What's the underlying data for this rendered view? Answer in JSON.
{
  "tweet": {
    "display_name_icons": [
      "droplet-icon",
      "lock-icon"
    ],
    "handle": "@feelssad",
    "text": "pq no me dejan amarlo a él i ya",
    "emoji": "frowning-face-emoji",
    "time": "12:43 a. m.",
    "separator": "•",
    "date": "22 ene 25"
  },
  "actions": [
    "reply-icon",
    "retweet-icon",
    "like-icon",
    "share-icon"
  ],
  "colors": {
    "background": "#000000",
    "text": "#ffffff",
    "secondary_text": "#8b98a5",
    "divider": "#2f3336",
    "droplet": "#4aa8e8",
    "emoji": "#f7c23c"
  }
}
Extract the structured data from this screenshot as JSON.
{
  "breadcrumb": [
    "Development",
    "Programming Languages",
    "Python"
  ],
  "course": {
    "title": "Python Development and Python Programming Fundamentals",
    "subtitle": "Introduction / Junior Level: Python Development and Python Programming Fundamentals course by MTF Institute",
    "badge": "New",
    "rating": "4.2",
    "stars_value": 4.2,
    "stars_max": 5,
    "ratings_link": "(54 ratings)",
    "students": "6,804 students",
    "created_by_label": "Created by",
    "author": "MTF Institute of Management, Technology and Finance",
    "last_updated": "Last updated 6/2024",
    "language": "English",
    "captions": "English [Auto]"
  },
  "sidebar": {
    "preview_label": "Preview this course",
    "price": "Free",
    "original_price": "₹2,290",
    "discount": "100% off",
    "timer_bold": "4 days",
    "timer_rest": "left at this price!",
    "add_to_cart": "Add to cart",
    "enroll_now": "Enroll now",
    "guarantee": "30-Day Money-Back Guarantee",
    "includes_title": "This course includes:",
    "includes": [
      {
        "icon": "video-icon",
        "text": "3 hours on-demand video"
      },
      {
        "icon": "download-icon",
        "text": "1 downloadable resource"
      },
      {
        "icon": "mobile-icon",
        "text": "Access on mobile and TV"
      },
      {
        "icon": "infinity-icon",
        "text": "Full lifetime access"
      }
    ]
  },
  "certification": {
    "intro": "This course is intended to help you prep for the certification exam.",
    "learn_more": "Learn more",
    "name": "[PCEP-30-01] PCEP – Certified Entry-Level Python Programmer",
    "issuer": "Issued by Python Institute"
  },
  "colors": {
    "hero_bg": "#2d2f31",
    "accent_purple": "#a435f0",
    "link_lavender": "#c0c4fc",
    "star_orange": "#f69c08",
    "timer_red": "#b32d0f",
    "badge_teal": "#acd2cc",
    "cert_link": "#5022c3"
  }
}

...

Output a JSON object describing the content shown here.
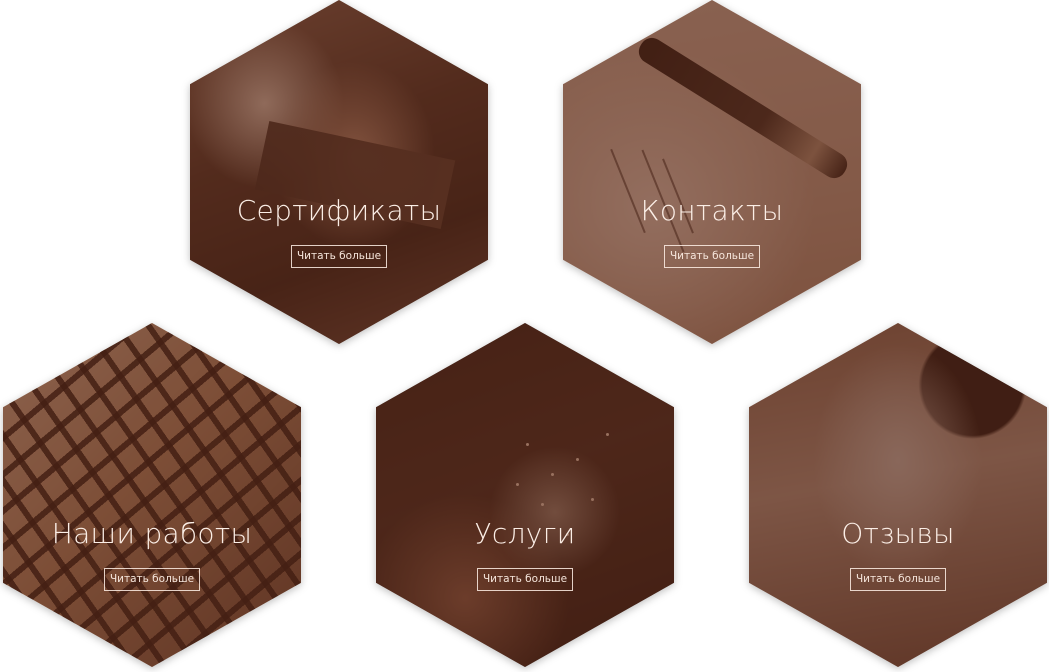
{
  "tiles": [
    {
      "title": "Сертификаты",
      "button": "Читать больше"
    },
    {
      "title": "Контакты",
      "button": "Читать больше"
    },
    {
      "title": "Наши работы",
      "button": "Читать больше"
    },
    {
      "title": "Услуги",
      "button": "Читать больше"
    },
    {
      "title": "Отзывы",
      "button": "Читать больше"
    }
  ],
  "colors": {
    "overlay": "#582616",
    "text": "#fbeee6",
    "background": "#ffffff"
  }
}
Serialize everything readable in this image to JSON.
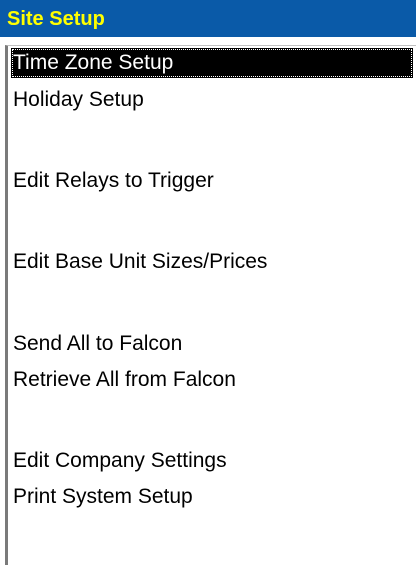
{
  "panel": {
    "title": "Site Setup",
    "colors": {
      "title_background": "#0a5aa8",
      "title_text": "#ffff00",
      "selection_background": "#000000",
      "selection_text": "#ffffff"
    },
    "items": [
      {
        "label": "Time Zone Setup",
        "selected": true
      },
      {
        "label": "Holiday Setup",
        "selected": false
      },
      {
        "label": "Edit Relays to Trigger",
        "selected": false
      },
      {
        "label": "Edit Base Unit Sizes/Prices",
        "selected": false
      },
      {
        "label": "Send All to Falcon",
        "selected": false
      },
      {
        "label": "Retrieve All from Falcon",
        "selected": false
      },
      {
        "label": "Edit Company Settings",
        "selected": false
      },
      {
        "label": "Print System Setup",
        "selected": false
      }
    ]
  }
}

§ **Exercise requirements**: Write out every line from the entries where "English" appears.

§ **Completed exercise**:
    "language": "English",
    "captions": "English [Auto]"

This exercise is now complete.